■ WHAT NEEDS TO BE DONE: Retype every entry word for word.

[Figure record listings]
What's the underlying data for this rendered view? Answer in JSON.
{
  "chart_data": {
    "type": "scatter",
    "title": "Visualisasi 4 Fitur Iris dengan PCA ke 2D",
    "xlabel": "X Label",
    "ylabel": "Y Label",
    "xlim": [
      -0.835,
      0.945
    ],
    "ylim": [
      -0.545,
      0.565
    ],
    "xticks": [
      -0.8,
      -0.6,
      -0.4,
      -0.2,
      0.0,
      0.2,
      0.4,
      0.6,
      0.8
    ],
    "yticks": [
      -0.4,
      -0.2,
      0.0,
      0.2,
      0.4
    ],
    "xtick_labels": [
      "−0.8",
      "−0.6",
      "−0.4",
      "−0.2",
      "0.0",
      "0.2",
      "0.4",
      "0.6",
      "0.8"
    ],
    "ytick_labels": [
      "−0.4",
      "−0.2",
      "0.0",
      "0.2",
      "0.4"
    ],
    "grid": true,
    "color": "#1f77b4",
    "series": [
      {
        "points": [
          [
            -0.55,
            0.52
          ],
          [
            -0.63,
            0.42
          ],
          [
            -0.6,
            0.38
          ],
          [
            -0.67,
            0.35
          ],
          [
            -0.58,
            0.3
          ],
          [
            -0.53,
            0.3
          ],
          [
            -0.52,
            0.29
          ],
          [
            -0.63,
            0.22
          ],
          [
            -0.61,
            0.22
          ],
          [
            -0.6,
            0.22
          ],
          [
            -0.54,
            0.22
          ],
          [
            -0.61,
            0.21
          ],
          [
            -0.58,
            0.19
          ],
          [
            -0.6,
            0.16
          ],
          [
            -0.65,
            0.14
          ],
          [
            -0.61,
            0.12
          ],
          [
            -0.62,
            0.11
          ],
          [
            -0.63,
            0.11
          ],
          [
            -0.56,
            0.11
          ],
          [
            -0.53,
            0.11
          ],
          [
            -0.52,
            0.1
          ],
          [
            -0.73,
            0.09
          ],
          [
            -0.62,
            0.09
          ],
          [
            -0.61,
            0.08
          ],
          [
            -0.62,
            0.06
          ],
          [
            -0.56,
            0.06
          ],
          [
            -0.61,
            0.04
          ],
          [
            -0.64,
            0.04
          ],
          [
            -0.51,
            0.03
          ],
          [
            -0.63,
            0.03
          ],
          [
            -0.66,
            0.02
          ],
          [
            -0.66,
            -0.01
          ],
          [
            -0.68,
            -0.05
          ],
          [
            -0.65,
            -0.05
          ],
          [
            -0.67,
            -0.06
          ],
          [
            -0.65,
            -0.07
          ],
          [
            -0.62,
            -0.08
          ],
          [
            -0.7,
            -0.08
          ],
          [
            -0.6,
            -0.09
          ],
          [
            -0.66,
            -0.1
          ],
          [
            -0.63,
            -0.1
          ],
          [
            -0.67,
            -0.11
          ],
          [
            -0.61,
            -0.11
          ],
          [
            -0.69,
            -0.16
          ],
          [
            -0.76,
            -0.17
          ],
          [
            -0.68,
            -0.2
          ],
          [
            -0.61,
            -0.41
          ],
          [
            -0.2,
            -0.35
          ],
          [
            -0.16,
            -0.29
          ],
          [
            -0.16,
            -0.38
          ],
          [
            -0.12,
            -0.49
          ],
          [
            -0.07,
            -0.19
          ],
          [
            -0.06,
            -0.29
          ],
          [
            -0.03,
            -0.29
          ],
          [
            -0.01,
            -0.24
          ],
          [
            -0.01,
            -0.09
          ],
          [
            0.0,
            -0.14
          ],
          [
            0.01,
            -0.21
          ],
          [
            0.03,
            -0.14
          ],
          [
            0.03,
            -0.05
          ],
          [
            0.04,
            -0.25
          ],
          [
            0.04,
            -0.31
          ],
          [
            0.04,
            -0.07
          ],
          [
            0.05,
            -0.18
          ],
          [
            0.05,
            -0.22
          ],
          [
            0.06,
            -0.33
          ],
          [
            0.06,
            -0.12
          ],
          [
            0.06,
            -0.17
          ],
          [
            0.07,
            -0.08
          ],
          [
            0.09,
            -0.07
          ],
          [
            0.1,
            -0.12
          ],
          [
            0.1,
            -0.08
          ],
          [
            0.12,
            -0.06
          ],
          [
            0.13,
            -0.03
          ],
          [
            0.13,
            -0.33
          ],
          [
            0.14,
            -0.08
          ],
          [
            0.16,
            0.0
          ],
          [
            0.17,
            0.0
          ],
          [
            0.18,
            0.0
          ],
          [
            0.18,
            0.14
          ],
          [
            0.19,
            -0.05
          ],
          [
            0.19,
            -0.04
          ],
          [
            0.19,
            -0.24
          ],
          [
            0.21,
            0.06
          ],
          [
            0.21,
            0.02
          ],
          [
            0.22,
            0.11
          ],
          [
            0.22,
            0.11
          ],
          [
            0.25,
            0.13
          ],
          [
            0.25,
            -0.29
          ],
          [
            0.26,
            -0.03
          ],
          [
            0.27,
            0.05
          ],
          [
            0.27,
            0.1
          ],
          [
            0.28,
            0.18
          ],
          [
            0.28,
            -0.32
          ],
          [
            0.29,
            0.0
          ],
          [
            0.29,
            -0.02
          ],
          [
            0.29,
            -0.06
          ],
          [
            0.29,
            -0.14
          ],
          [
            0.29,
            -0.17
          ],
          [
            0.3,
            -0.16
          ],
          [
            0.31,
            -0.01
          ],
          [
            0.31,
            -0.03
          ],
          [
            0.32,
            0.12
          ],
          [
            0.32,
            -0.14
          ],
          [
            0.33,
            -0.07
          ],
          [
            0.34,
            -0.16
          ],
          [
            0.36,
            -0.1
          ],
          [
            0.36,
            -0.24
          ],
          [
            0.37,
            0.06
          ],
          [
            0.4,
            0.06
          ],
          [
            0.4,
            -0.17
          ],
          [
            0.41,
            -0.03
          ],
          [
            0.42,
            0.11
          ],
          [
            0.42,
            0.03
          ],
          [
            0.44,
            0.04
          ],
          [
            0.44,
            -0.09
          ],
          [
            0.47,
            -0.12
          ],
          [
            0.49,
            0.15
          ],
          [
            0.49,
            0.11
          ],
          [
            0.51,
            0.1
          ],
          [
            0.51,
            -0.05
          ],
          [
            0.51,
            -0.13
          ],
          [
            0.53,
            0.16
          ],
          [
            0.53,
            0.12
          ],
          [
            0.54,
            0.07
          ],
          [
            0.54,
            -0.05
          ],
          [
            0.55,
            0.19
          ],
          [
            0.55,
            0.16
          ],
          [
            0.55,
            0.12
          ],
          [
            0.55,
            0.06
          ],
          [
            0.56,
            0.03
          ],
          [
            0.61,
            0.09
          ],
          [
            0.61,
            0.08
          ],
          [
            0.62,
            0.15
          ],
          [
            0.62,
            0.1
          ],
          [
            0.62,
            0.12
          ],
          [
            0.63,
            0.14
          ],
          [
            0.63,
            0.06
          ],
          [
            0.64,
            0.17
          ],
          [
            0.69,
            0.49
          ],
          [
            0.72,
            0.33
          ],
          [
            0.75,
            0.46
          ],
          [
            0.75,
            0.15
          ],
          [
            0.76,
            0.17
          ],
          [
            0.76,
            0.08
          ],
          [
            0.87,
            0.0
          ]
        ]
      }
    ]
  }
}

■ REPLY:
What's the underlying data for this rendered view? Answer in JSON.
{
  "chart_data": {
    "type": "scatter",
    "title": "Visualisasi 4 Fitur Iris dengan PCA ke 2D",
    "xlabel": "X Label",
    "ylabel": "Y Label",
    "xlim": [
      -0.835,
      0.945
    ],
    "ylim": [
      -0.545,
      0.565
    ],
    "xticks": [
      -0.8,
      -0.6,
      -0.4,
      -0.2,
      0.0,
      0.2,
      0.4,
      0.6,
      0.8
    ],
    "yticks": [
      -0.4,
      -0.2,
      0.0,
      0.2,
      0.4
    ],
    "xtick_labels": [
      "−0.8",
      "−0.6",
      "−0.4",
      "−0.2",
      "0.0",
      "0.2",
      "0.4",
      "0.6",
      "0.8"
    ],
    "ytick_labels": [
      "−0.4",
      "−0.2",
      "0.0",
      "0.2",
      "0.4"
    ],
    "grid": true,
    "color": "#1f77b4",
    "series": [
      {
        "points": [
          [
            -0.55,
            0.52
          ],
          [
            -0.63,
            0.42
          ],
          [
            -0.6,
            0.38
          ],
          [
            -0.67,
            0.35
          ],
          [
            -0.58,
            0.3
          ],
          [
            -0.53,
            0.3
          ],
          [
            -0.52,
            0.29
          ],
          [
            -0.63,
            0.22
          ],
          [
            -0.61,
            0.22
          ],
          [
            -0.6,
            0.22
          ],
          [
            -0.54,
            0.22
          ],
          [
            -0.61,
            0.21
          ],
          [
            -0.58,
            0.19
          ],
          [
            -0.6,
            0.16
          ],
          [
            -0.65,
            0.14
          ],
          [
            -0.61,
            0.12
          ],
          [
            -0.62,
            0.11
          ],
          [
            -0.63,
            0.11
          ],
          [
            -0.56,
            0.11
          ],
          [
            -0.53,
            0.11
          ],
          [
            -0.52,
            0.1
          ],
          [
            -0.73,
            0.09
          ],
          [
            -0.62,
            0.09
          ],
          [
            -0.61,
            0.08
          ],
          [
            -0.62,
            0.06
          ],
          [
            -0.56,
            0.06
          ],
          [
            -0.61,
            0.04
          ],
          [
            -0.64,
            0.04
          ],
          [
            -0.51,
            0.03
          ],
          [
            -0.63,
            0.03
          ],
          [
            -0.66,
            0.02
          ],
          [
            -0.66,
            -0.01
          ],
          [
            -0.68,
            -0.05
          ],
          [
            -0.65,
            -0.05
          ],
          [
            -0.67,
            -0.06
          ],
          [
            -0.65,
            -0.07
          ],
          [
            -0.62,
            -0.08
          ],
          [
            -0.7,
            -0.08
          ],
          [
            -0.6,
            -0.09
          ],
          [
            -0.66,
            -0.1
          ],
          [
            -0.63,
            -0.1
          ],
          [
            -0.67,
            -0.11
          ],
          [
            -0.61,
            -0.11
          ],
          [
            -0.69,
            -0.16
          ],
          [
            -0.76,
            -0.17
          ],
          [
            -0.68,
            -0.2
          ],
          [
            -0.61,
            -0.41
          ],
          [
            -0.2,
            -0.35
          ],
          [
            -0.16,
            -0.29
          ],
          [
            -0.16,
            -0.38
          ],
          [
            -0.12,
            -0.49
          ],
          [
            -0.07,
            -0.19
          ],
          [
            -0.06,
            -0.29
          ],
          [
            -0.03,
            -0.29
          ],
          [
            -0.01,
            -0.24
          ],
          [
            -0.01,
            -0.09
          ],
          [
            0.0,
            -0.14
          ],
          [
            0.01,
            -0.21
          ],
          [
            0.03,
            -0.14
          ],
          [
            0.03,
            -0.05
          ],
          [
            0.04,
            -0.25
          ],
          [
            0.04,
            -0.31
          ],
          [
            0.04,
            -0.07
          ],
          [
            0.05,
            -0.18
          ],
          [
            0.05,
            -0.22
          ],
          [
            0.06,
            -0.33
          ],
          [
            0.06,
            -0.12
          ],
          [
            0.06,
            -0.17
          ],
          [
            0.07,
            -0.08
          ],
          [
            0.09,
            -0.07
          ],
          [
            0.1,
            -0.12
          ],
          [
            0.1,
            -0.08
          ],
          [
            0.12,
            -0.06
          ],
          [
            0.13,
            -0.03
          ],
          [
            0.13,
            -0.33
          ],
          [
            0.14,
            -0.08
          ],
          [
            0.16,
            0.0
          ],
          [
            0.17,
            0.0
          ],
          [
            0.18,
            0.0
          ],
          [
            0.18,
            0.14
          ],
          [
            0.19,
            -0.05
          ],
          [
            0.19,
            -0.04
          ],
          [
            0.19,
            -0.24
          ],
          [
            0.21,
            0.06
          ],
          [
            0.21,
            0.02
          ],
          [
            0.22,
            0.11
          ],
          [
            0.22,
            0.11
          ],
          [
            0.25,
            0.13
          ],
          [
            0.25,
            -0.29
          ],
          [
            0.26,
            -0.03
          ],
          [
            0.27,
            0.05
          ],
          [
            0.27,
            0.1
          ],
          [
            0.28,
            0.18
          ],
          [
            0.28,
            -0.32
          ],
          [
            0.29,
            0.0
          ],
          [
            0.29,
            -0.02
          ],
          [
            0.29,
            -0.06
          ],
          [
            0.29,
            -0.14
          ],
          [
            0.29,
            -0.17
          ],
          [
            0.3,
            -0.16
          ],
          [
            0.31,
            -0.01
          ],
          [
            0.31,
            -0.03
          ],
          [
            0.32,
            0.12
          ],
          [
            0.32,
            -0.14
          ],
          [
            0.33,
            -0.07
          ],
          [
            0.34,
            -0.16
          ],
          [
            0.36,
            -0.1
          ],
          [
            0.36,
            -0.24
          ],
          [
            0.37,
            0.06
          ],
          [
            0.4,
            0.06
          ],
          [
            0.4,
            -0.17
          ],
          [
            0.41,
            -0.03
          ],
          [
            0.42,
            0.11
          ],
          [
            0.42,
            0.03
          ],
          [
            0.44,
            0.04
          ],
          [
            0.44,
            -0.09
          ],
          [
            0.47,
            -0.12
          ],
          [
            0.49,
            0.15
          ],
          [
            0.49,
            0.11
          ],
          [
            0.51,
            0.1
          ],
          [
            0.51,
            -0.05
          ],
          [
            0.51,
            -0.13
          ],
          [
            0.53,
            0.16
          ],
          [
            0.53,
            0.12
          ],
          [
            0.54,
            0.07
          ],
          [
            0.54,
            -0.05
          ],
          [
            0.55,
            0.19
          ],
          [
            0.55,
            0.16
          ],
          [
            0.55,
            0.12
          ],
          [
            0.55,
            0.06
          ],
          [
            0.56,
            0.03
          ],
          [
            0.61,
            0.09
          ],
          [
            0.61,
            0.08
          ],
          [
            0.62,
            0.15
          ],
          [
            0.62,
            0.1
          ],
          [
            0.62,
            0.12
          ],
          [
            0.63,
            0.14
          ],
          [
            0.63,
            0.06
          ],
          [
            0.64,
            0.17
          ],
          [
            0.69,
            0.49
          ],
          [
            0.72,
            0.33
          ],
          [
            0.75,
            0.46
          ],
          [
            0.75,
            0.15
          ],
          [
            0.76,
            0.17
          ],
          [
            0.76,
            0.08
          ],
          [
            0.87,
            0.0
          ]
        ]
      }
    ]
  }
}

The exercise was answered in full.